PROBLEM DESCRIPTION
From the records below, give the number of lines that contain the string "same", without any other text.

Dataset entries
==========

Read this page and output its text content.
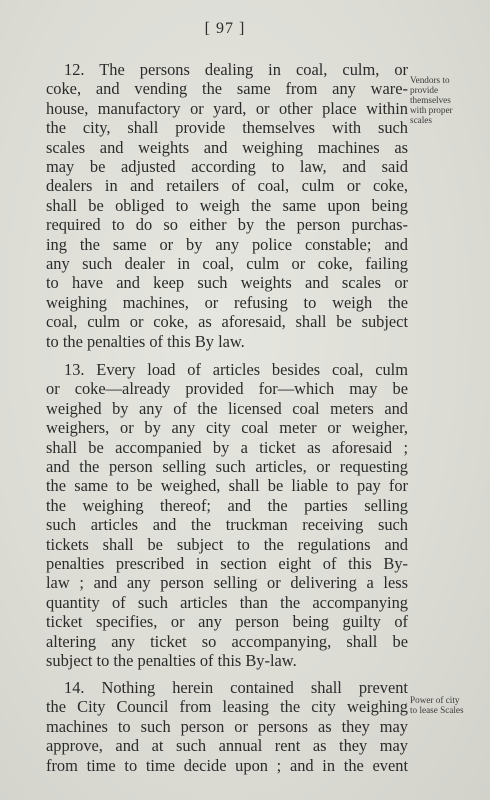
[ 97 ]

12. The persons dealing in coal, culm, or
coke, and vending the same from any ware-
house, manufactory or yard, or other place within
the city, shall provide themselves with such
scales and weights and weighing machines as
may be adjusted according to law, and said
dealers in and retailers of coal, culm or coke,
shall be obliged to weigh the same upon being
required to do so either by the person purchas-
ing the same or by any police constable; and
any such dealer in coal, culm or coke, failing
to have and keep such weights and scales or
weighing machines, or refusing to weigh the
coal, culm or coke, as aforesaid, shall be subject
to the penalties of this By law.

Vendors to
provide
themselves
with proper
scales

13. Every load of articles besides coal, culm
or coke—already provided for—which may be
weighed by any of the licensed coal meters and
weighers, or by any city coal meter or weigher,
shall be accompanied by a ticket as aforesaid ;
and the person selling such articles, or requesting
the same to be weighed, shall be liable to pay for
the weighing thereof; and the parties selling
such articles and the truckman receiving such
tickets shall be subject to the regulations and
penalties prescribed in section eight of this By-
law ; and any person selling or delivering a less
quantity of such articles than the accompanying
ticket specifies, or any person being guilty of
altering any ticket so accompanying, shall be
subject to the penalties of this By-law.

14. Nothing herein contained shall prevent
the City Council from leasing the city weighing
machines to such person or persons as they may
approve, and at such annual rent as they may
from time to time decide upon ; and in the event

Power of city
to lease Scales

==========

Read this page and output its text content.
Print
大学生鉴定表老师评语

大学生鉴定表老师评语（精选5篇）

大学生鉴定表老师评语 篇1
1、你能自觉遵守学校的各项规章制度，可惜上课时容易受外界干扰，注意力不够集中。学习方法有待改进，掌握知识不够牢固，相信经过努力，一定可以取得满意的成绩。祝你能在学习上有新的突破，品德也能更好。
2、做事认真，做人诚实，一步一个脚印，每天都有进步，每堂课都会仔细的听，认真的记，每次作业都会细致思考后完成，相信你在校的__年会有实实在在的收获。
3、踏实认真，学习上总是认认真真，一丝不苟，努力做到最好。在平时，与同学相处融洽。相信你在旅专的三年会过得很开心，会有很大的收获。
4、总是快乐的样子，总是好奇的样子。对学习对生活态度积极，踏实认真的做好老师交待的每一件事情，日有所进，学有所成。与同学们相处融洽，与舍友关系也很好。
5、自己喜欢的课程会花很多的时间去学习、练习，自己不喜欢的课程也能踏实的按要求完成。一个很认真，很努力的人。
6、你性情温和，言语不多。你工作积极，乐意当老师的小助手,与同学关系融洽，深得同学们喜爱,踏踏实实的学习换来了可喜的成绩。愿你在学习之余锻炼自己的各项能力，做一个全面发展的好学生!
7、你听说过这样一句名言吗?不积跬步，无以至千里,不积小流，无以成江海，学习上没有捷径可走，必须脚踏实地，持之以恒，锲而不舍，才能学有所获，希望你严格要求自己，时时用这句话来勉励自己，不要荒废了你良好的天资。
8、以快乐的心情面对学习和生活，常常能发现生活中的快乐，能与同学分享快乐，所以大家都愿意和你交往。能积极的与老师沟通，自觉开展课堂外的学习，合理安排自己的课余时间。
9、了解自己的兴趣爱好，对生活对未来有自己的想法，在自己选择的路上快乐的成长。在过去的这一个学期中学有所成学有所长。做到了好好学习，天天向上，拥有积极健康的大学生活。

==========

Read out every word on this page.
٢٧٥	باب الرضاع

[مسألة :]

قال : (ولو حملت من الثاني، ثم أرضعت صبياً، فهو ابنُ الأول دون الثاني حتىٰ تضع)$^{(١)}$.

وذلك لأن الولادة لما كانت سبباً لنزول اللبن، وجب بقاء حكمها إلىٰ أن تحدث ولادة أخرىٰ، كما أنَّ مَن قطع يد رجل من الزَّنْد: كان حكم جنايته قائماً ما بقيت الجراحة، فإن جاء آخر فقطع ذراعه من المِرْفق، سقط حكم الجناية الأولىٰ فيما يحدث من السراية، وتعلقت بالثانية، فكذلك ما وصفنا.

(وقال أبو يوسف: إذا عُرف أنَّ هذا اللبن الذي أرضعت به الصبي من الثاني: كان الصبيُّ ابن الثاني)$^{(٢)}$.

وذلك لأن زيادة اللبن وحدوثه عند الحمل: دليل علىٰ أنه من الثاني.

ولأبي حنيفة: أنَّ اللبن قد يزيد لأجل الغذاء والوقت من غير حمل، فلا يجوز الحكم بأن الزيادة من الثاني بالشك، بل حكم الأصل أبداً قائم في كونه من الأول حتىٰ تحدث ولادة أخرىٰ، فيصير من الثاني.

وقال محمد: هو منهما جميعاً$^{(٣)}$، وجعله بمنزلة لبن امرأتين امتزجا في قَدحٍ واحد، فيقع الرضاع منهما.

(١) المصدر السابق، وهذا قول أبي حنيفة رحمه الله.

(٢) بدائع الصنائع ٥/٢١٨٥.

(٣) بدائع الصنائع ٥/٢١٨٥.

==========

FINAL RESULT
4